►

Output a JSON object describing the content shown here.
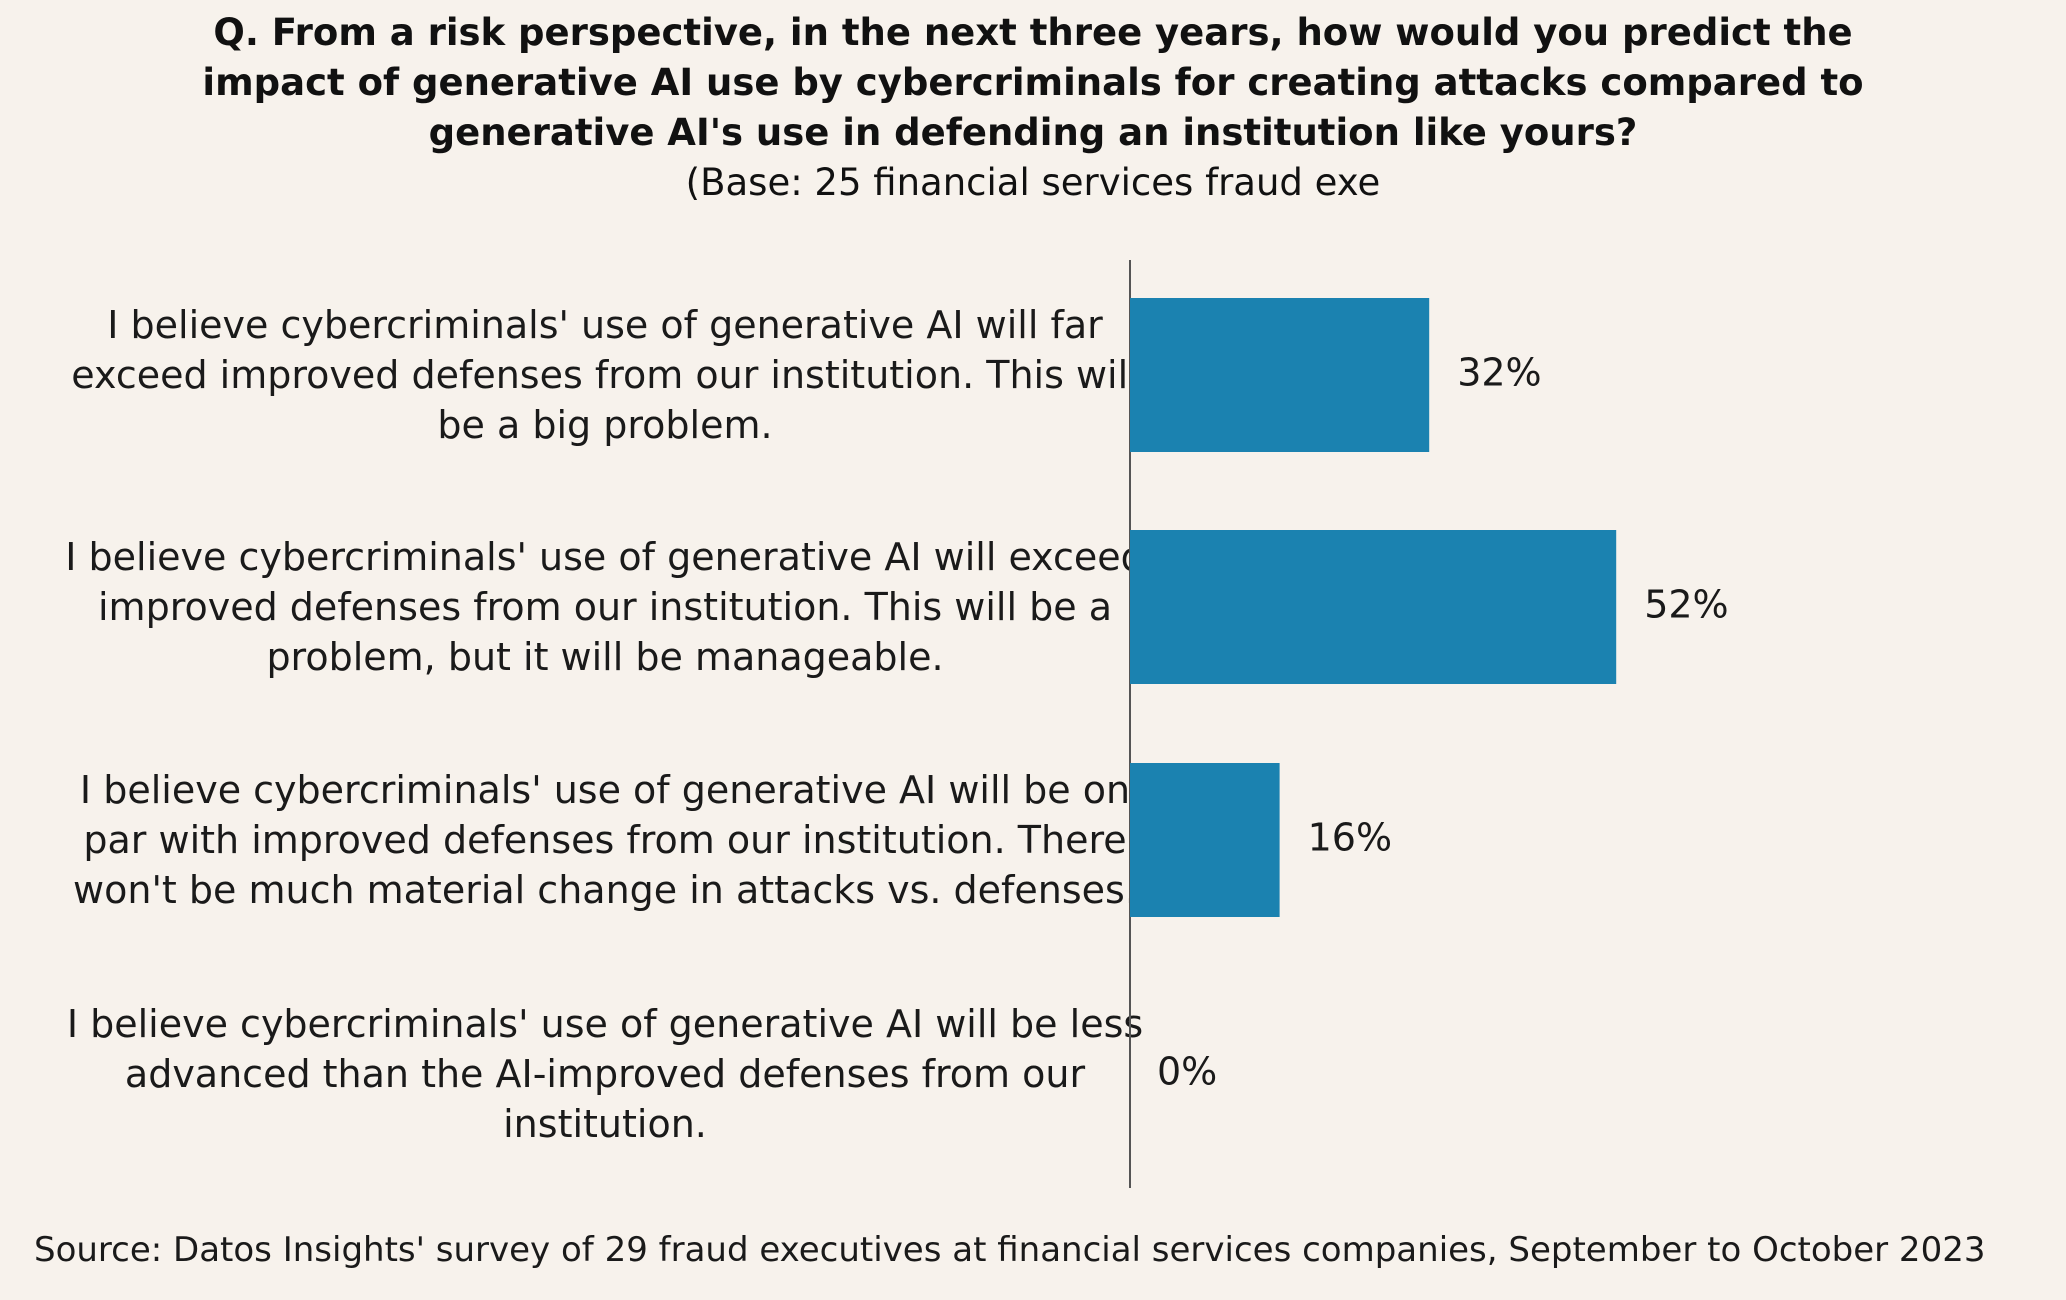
{
  "title": "Q. From a risk perspective, in the next three years, how would you predict the impact of generative AI use by cybercriminals for creating attacks compared to generative AI's use in defending an institution like yours?",
  "subtitle": "(Base: 25 financial services fraud exe",
  "source": "Source: Datos Insights' survey of 29 fraud executives at financial services companies, September to October 2023",
  "colors": {
    "bar": "#1b82b0",
    "axis": "#555555",
    "background": "#f7f2ec"
  },
  "chart_data": {
    "type": "bar",
    "orientation": "horizontal",
    "categories": [
      "I believe cybercriminals' use of generative AI will far exceed improved defenses from our institution. This will be a big problem.",
      "I believe cybercriminals' use of generative AI will exceed improved defenses from our institution. This will be a problem, but it will be manageable.",
      "I believe cybercriminals' use of generative AI will be on par with improved defenses from our institution. There won't be much material change in attacks vs. defenses.",
      "I believe cybercriminals' use of generative AI will be less advanced than the AI-improved defenses from our institution."
    ],
    "values": [
      32,
      52,
      16,
      0
    ],
    "data_labels": [
      "32%",
      "52%",
      "16%",
      "0%"
    ],
    "unit": "%",
    "xlim": [
      0,
      100
    ],
    "grid": false,
    "legend": "none"
  }
}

◄

Where does the word "problem" appear? Return each line that holds it.

      "I believe cybercriminals' use of generative AI will far exceed improved defenses from our institution. This will be a big problem.",
      "I believe cybercriminals' use of generative AI will exceed improved defenses from our institution. This will be a problem, but it will be manageable.",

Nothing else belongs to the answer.